_THE EXERCISE_. Report every line from the material that contains the word "customised".

──────────

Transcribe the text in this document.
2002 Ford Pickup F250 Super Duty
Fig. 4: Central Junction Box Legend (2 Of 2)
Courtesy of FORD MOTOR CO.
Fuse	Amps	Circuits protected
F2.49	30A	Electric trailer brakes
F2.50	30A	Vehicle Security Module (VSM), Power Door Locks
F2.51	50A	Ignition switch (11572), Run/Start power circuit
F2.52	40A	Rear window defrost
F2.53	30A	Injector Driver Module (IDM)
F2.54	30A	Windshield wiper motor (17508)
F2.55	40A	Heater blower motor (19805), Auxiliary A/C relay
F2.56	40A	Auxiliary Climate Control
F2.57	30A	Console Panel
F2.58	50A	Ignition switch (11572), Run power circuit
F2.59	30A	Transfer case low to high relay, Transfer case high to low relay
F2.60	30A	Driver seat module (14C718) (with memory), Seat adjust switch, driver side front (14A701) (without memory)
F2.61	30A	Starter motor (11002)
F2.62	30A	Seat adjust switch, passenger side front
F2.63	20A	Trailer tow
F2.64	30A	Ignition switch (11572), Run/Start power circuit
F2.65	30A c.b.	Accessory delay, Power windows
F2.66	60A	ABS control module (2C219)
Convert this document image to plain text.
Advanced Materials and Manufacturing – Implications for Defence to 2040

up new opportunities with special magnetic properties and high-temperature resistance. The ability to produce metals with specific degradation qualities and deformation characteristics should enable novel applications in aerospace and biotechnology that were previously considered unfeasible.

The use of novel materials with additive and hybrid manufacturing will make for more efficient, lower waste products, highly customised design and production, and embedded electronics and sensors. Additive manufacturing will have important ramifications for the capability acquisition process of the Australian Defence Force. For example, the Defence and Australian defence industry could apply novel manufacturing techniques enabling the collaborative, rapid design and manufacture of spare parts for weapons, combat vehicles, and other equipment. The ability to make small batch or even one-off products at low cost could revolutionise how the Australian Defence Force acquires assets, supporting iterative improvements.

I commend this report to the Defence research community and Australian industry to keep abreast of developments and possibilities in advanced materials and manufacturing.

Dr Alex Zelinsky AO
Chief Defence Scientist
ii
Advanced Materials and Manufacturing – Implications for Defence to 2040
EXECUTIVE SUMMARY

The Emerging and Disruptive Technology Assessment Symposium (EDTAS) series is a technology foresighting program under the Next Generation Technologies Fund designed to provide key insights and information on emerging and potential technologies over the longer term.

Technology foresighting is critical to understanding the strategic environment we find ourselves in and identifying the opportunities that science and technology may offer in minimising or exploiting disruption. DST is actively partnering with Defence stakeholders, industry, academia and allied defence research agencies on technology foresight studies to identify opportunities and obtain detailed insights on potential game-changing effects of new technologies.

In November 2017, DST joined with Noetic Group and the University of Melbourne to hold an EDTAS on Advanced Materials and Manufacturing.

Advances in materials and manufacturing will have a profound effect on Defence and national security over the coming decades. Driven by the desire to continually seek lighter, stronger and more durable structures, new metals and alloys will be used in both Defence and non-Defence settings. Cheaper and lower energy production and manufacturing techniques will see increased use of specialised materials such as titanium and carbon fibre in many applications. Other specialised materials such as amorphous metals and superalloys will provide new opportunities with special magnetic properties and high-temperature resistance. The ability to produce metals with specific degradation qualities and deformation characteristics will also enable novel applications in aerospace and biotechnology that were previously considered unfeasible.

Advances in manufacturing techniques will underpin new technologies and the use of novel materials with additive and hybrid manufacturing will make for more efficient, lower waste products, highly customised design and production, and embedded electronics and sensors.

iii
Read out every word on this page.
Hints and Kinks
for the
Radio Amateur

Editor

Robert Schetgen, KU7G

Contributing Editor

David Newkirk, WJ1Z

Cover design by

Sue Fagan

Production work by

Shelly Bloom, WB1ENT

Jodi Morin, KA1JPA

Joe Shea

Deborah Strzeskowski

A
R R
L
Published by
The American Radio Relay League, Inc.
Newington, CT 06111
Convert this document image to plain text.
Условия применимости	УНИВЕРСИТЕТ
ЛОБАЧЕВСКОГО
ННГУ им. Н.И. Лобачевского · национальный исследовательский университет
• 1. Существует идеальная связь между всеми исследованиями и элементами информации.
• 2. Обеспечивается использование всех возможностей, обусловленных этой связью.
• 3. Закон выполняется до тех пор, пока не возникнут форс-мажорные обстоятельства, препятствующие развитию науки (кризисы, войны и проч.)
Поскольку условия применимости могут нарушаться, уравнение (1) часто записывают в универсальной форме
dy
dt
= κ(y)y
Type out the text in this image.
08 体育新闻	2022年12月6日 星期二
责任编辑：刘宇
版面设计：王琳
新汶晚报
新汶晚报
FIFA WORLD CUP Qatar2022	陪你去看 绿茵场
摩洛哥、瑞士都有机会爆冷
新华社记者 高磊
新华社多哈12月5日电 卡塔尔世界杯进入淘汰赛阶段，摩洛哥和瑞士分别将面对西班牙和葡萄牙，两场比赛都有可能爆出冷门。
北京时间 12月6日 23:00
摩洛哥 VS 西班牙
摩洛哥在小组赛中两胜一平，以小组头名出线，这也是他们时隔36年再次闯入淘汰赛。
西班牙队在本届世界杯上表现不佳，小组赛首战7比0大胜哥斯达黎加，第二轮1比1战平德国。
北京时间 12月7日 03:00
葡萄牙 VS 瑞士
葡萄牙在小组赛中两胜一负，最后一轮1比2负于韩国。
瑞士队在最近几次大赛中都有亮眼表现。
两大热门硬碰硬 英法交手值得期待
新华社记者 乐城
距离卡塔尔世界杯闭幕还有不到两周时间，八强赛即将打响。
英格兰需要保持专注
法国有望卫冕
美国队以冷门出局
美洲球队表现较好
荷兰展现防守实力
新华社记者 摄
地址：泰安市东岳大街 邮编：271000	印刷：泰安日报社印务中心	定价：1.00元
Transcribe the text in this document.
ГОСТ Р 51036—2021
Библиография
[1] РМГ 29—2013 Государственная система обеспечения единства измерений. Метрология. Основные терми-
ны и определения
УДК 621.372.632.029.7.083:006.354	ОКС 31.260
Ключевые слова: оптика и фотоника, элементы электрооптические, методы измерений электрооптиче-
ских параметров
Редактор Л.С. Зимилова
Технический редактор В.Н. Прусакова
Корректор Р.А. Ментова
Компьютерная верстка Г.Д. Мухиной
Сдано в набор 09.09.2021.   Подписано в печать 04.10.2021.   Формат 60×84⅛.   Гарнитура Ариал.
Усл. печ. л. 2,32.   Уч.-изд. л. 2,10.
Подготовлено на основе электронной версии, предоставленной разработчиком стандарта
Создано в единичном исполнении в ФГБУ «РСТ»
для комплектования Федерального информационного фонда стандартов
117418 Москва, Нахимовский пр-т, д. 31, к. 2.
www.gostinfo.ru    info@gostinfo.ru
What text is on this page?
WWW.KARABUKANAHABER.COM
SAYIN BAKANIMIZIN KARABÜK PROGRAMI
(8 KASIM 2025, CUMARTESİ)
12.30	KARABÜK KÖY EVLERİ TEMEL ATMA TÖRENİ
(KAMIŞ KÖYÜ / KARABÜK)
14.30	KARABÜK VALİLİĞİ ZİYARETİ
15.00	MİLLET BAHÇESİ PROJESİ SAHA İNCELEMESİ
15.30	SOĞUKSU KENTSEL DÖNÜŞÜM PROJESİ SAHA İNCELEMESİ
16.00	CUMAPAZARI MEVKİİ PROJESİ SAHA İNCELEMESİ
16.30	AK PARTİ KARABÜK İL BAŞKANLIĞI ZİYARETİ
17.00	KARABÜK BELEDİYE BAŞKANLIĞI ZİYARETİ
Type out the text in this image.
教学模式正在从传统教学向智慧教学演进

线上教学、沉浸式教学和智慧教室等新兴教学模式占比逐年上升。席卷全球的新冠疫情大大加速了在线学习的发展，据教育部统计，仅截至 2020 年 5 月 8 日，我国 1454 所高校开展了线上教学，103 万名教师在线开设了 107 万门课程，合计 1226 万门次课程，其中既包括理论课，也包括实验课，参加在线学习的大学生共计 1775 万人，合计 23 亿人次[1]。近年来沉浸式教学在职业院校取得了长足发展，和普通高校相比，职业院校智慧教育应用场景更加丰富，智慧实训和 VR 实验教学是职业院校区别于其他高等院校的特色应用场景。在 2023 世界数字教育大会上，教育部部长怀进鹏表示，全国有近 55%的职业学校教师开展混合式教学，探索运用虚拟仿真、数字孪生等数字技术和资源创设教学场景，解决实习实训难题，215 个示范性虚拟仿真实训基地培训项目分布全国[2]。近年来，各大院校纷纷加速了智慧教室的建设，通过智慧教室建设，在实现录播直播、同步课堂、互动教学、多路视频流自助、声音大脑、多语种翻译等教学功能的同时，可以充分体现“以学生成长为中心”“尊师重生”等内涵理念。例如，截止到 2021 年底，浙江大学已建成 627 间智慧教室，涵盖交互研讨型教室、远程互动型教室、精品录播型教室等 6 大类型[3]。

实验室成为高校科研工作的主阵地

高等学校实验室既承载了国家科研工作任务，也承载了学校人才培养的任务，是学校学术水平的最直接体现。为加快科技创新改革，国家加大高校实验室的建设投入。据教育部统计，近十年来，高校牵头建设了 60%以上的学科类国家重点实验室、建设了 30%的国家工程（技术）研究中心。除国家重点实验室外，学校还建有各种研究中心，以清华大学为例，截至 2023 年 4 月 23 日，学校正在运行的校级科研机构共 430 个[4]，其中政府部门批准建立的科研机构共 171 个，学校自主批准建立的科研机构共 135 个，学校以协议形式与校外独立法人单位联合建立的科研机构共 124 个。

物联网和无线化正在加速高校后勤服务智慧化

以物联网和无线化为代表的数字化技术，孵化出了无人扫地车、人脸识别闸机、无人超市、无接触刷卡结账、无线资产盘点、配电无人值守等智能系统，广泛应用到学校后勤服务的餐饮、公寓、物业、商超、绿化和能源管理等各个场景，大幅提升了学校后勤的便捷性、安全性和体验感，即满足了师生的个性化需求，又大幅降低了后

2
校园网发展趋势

──────────

_EXERCISE SOLUTION_.
The use of novel materials with additive and hybrid manufacturing will make for more efficient, lower waste products, highly customised design and production, and embedded electronics and sensors. Additive manufacturing will have important ramifications for the capability acquisition process of the Australian Defence Force. For example, the Defence and Australian defence industry could apply novel manufacturing techniques enabling the collaborative, rapid design and manufacture of spare parts for weapons, combat vehicles, and other equipment. The ability to make small batch or even one-off products at low cost could revolutionise how the Australian Defence Force acquires assets, supporting iterative improvements.
Advances in manufacturing techniques will underpin new technologies and the use of novel materials with additive and hybrid manufacturing will make for more efficient, lower waste products, highly customised design and production, and embedded electronics and sensors.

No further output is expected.